- **Task goal**: Go through the listing and copy every line word for word.

[Stored data entries]

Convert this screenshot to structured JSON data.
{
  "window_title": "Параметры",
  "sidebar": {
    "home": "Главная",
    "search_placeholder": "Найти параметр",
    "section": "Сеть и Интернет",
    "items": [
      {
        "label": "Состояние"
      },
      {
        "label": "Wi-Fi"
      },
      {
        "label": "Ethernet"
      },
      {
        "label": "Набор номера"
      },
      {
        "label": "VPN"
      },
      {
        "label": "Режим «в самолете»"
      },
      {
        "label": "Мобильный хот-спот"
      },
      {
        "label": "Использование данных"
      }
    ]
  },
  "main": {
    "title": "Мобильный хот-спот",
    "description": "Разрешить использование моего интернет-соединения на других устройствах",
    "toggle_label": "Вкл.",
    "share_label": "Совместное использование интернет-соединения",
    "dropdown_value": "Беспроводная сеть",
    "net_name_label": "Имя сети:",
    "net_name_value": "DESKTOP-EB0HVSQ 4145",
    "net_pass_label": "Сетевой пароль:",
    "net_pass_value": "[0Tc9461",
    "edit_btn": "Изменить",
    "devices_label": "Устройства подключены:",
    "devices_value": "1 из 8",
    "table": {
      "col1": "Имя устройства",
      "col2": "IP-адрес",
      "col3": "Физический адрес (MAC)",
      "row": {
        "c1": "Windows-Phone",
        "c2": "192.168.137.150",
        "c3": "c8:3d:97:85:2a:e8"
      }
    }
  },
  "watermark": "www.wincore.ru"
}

- **Reply to the exercise**:
Convert this screenshot to structured JSON data.
{
  "window_title": "Параметры",
  "sidebar": {
    "home": "Главная",
    "search_placeholder": "Найти параметр",
    "section": "Сеть и Интернет",
    "items": [
      {
        "label": "Состояние"
      },
      {
        "label": "Wi-Fi"
      },
      {
        "label": "Ethernet"
      },
      {
        "label": "Набор номера"
      },
      {
        "label": "VPN"
      },
      {
        "label": "Режим «в самолете»"
      },
      {
        "label": "Мобильный хот-спот"
      },
      {
        "label": "Использование данных"
      }
    ]
  },
  "main": {
    "title": "Мобильный хот-спот",
    "description": "Разрешить использование моего интернет-соединения на других устройствах",
    "toggle_label": "Вкл.",
    "share_label": "Совместное использование интернет-соединения",
    "dropdown_value": "Беспроводная сеть",
    "net_name_label": "Имя сети:",
    "net_name_value": "DESKTOP-EB0HVSQ 4145",
    "net_pass_label": "Сетевой пароль:",
    "net_pass_value": "[0Tc9461",
    "edit_btn": "Изменить",
    "devices_label": "Устройства подключены:",
    "devices_value": "1 из 8",
    "table": {
      "col1": "Имя устройства",
      "col2": "IP-адрес",
      "col3": "Физический адрес (MAC)",
      "row": {
        "c1": "Windows-Phone",
        "c2": "192.168.137.150",
        "c3": "c8:3d:97:85:2a:e8"
      }
    }
  },
  "watermark": "www.wincore.ru"
}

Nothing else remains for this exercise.